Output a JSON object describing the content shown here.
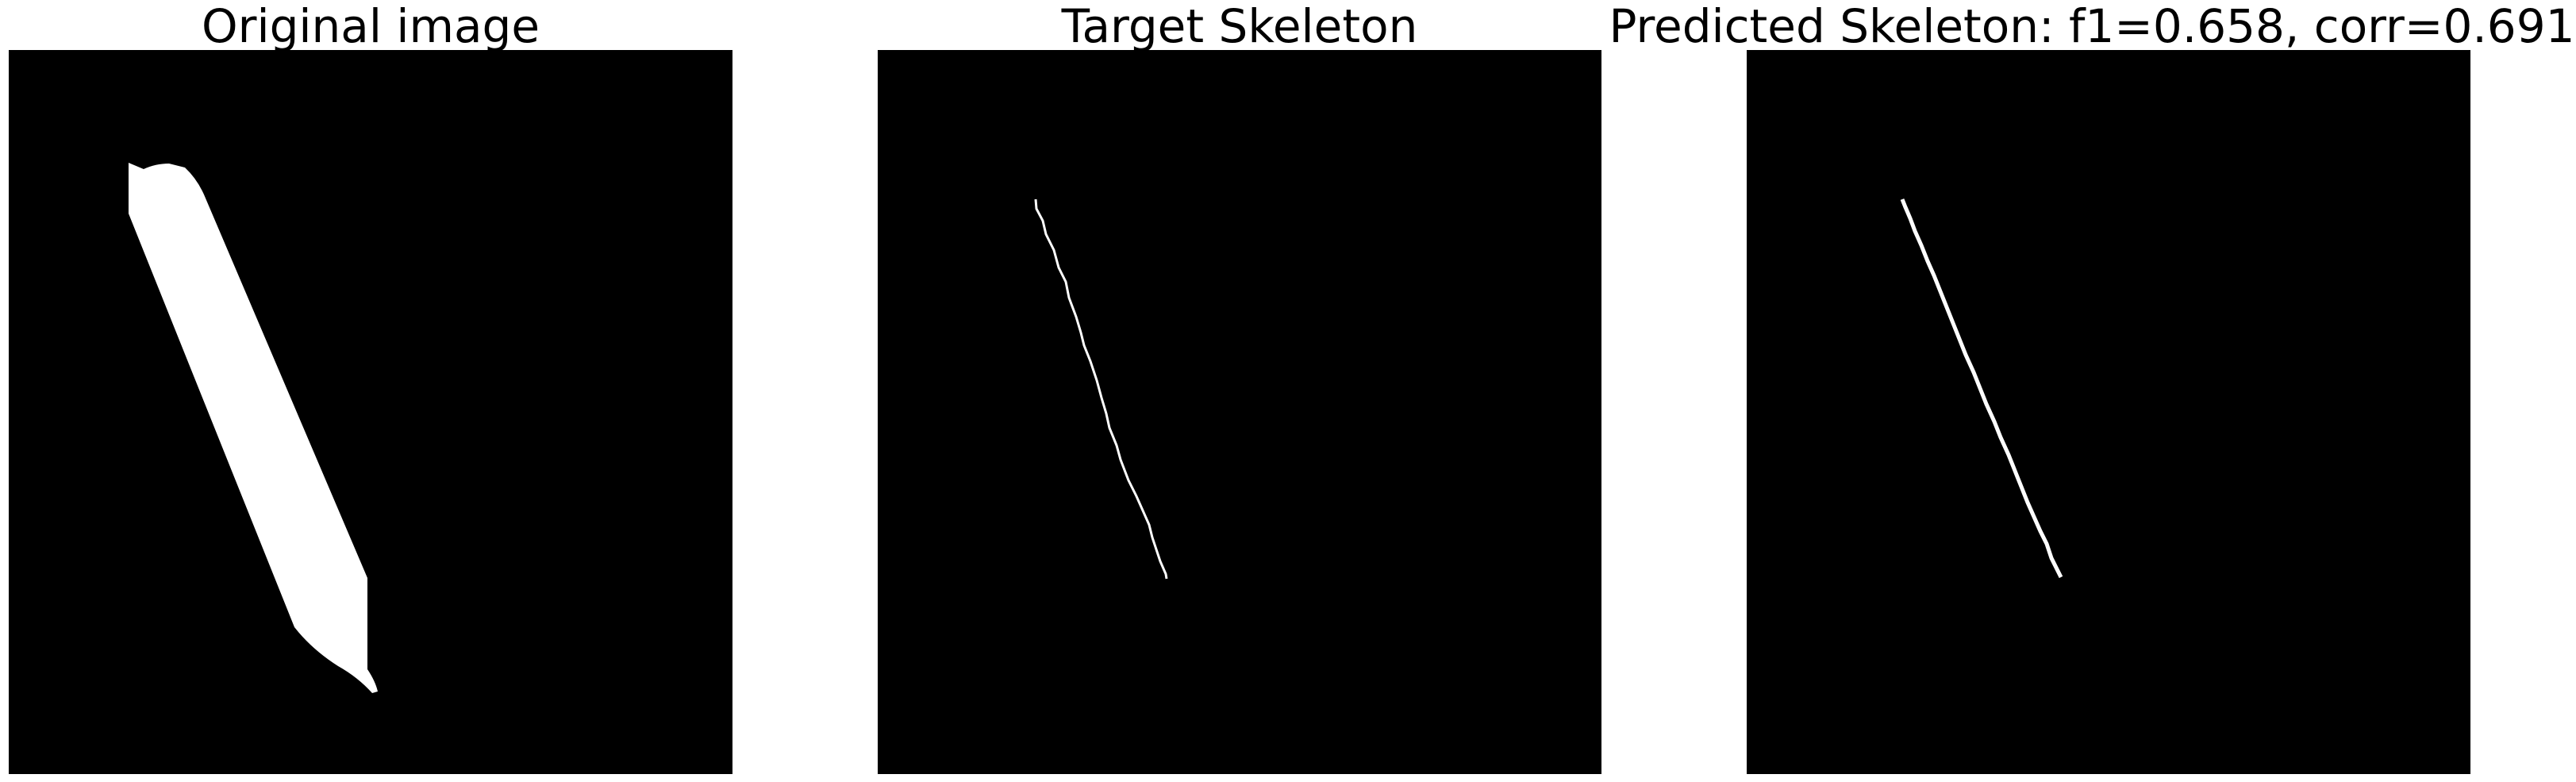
{
  "panels": [
    {
      "title": "Original image"
    },
    {
      "title": "Target Skeleton"
    },
    {
      "title": "Predicted Skeleton: f1=0.658, corr=0.691"
    }
  ],
  "colors": {
    "background": "#000000",
    "foreground": "#ffffff",
    "page": "#ffffff"
  }
}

· · · · · · ·

-- Work required --
Copy out the records above in full, exactly as written, but not the pictures.

-- Answer to this problem --
Output a JSON object describing the content shown here.
{
  "panels": [
    {
      "title": "Original image"
    },
    {
      "title": "Target Skeleton"
    },
    {
      "title": "Predicted Skeleton: f1=0.658, corr=0.691"
    }
  ],
  "colors": {
    "background": "#000000",
    "foreground": "#ffffff",
    "page": "#ffffff"
  }
}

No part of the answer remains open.